- What is asked: Write out the listing beneath this instruction in its entirety, exactly as it reads.

- Material shown:
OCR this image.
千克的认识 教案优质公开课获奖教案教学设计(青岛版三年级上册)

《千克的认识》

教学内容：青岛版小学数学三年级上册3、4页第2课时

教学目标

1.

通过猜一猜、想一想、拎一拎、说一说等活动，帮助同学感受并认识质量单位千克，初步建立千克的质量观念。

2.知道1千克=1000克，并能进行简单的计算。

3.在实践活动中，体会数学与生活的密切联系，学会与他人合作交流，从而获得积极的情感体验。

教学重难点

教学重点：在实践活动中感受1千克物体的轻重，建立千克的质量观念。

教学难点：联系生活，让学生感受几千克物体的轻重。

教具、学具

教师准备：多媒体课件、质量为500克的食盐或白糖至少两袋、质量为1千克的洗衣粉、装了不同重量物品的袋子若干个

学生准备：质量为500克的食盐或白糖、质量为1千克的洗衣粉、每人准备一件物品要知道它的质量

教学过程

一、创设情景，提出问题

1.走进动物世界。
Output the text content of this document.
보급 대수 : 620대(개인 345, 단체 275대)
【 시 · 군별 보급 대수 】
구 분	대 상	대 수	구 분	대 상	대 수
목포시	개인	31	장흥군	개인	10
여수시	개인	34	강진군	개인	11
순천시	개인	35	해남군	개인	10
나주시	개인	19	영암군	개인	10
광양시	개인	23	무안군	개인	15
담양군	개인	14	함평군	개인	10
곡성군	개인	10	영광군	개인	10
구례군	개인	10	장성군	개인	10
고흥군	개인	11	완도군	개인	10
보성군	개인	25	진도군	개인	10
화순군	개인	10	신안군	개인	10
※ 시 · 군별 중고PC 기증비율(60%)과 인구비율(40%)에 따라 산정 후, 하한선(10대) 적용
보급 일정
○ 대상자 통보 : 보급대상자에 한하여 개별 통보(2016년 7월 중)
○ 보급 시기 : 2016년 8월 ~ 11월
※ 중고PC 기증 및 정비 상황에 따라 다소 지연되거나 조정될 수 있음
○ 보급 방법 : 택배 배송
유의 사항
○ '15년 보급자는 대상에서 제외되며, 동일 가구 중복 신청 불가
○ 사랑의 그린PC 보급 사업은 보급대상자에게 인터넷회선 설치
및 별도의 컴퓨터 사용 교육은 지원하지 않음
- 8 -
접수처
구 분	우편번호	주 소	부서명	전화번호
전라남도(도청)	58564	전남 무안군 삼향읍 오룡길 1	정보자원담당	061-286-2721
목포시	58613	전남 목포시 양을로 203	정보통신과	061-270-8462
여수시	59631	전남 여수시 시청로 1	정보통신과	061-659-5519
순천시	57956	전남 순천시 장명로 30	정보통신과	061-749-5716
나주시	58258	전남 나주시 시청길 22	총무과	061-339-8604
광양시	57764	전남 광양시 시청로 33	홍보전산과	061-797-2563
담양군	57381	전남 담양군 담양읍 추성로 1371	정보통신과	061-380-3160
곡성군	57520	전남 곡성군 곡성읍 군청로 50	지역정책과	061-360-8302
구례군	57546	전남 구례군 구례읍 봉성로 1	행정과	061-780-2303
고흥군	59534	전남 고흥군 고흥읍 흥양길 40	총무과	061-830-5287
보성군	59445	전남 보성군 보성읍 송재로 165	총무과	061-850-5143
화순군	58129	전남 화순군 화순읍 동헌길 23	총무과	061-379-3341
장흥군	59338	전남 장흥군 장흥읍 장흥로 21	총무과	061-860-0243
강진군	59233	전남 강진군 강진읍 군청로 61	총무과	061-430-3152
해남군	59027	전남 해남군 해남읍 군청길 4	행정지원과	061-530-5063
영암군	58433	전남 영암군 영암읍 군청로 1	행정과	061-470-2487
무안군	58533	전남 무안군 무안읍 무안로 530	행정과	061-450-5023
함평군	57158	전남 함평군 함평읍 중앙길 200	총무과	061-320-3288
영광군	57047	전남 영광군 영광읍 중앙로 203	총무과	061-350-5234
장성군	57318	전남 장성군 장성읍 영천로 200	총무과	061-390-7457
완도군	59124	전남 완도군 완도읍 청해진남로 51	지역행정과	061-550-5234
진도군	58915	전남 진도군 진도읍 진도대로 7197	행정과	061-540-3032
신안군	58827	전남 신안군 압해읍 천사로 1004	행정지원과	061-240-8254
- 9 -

- Output for this task:
OCR this image.
千克的认识 教案优质公开课获奖教案教学设计(青岛版三年级上册)

《千克的认识》

教学内容：青岛版小学数学三年级上册3、4页第2课时

教学目标

1.

通过猜一猜、想一想、拎一拎、说一说等活动，帮助同学感受并认识质量单位千克，初步建立千克的质量观念。

2.知道1千克=1000克，并能进行简单的计算。

3.在实践活动中，体会数学与生活的密切联系，学会与他人合作交流，从而获得积极的情感体验。

教学重难点

教学重点：在实践活动中感受1千克物体的轻重，建立千克的质量观念。

教学难点：联系生活，让学生感受几千克物体的轻重。

教具、学具

教师准备：多媒体课件、质量为500克的食盐或白糖至少两袋、质量为1千克的洗衣粉、装了不同重量物品的袋子若干个

学生准备：质量为500克的食盐或白糖、质量为1千克的洗衣粉、每人准备一件物品要知道它的质量

教学过程

一、创设情景，提出问题

1.走进动物世界。
Output the text content of this document.
보급 대수 : 620대(개인 345, 단체 275대)
【 시 · 군별 보급 대수 】
구 분	대 상	대 수	구 분	대 상	대 수
목포시	개인	31	장흥군	개인	10
여수시	개인	34	강진군	개인	11
순천시	개인	35	해남군	개인	10
나주시	개인	19	영암군	개인	10
광양시	개인	23	무안군	개인	15
담양군	개인	14	함평군	개인	10
곡성군	개인	10	영광군	개인	10
구례군	개인	10	장성군	개인	10
고흥군	개인	11	완도군	개인	10
보성군	개인	25	진도군	개인	10
화순군	개인	10	신안군	개인	10
※ 시 · 군별 중고PC 기증비율(60%)과 인구비율(40%)에 따라 산정 후, 하한선(10대) 적용
보급 일정
○ 대상자 통보 : 보급대상자에 한하여 개별 통보(2016년 7월 중)
○ 보급 시기 : 2016년 8월 ~ 11월
※ 중고PC 기증 및 정비 상황에 따라 다소 지연되거나 조정될 수 있음
○ 보급 방법 : 택배 배송
유의 사항
○ '15년 보급자는 대상에서 제외되며, 동일 가구 중복 신청 불가
○ 사랑의 그린PC 보급 사업은 보급대상자에게 인터넷회선 설치
및 별도의 컴퓨터 사용 교육은 지원하지 않음
- 8 -
접수처
구 분	우편번호	주 소	부서명	전화번호
전라남도(도청)	58564	전남 무안군 삼향읍 오룡길 1	정보자원담당	061-286-2721
목포시	58613	전남 목포시 양을로 203	정보통신과	061-270-8462
여수시	59631	전남 여수시 시청로 1	정보통신과	061-659-5519
순천시	57956	전남 순천시 장명로 30	정보통신과	061-749-5716
나주시	58258	전남 나주시 시청길 22	총무과	061-339-8604
광양시	57764	전남 광양시 시청로 33	홍보전산과	061-797-2563
담양군	57381	전남 담양군 담양읍 추성로 1371	정보통신과	061-380-3160
곡성군	57520	전남 곡성군 곡성읍 군청로 50	지역정책과	061-360-8302
구례군	57546	전남 구례군 구례읍 봉성로 1	행정과	061-780-2303
고흥군	59534	전남 고흥군 고흥읍 흥양길 40	총무과	061-830-5287
보성군	59445	전남 보성군 보성읍 송재로 165	총무과	061-850-5143
화순군	58129	전남 화순군 화순읍 동헌길 23	총무과	061-379-3341
장흥군	59338	전남 장흥군 장흥읍 장흥로 21	총무과	061-860-0243
강진군	59233	전남 강진군 강진읍 군청로 61	총무과	061-430-3152
해남군	59027	전남 해남군 해남읍 군청길 4	행정지원과	061-530-5063
영암군	58433	전남 영암군 영암읍 군청로 1	행정과	061-470-2487
무안군	58533	전남 무안군 무안읍 무안로 530	행정과	061-450-5023
함평군	57158	전남 함평군 함평읍 중앙길 200	총무과	061-320-3288
영광군	57047	전남 영광군 영광읍 중앙로 203	총무과	061-350-5234
장성군	57318	전남 장성군 장성읍 영천로 200	총무과	061-390-7457
완도군	59124	전남 완도군 완도읍 청해진남로 51	지역행정과	061-550-5234
진도군	58915	전남 진도군 진도읍 진도대로 7197	행정과	061-540-3032
신안군	58827	전남 신안군 압해읍 천사로 1004	행정지원과	061-240-8254
- 9 -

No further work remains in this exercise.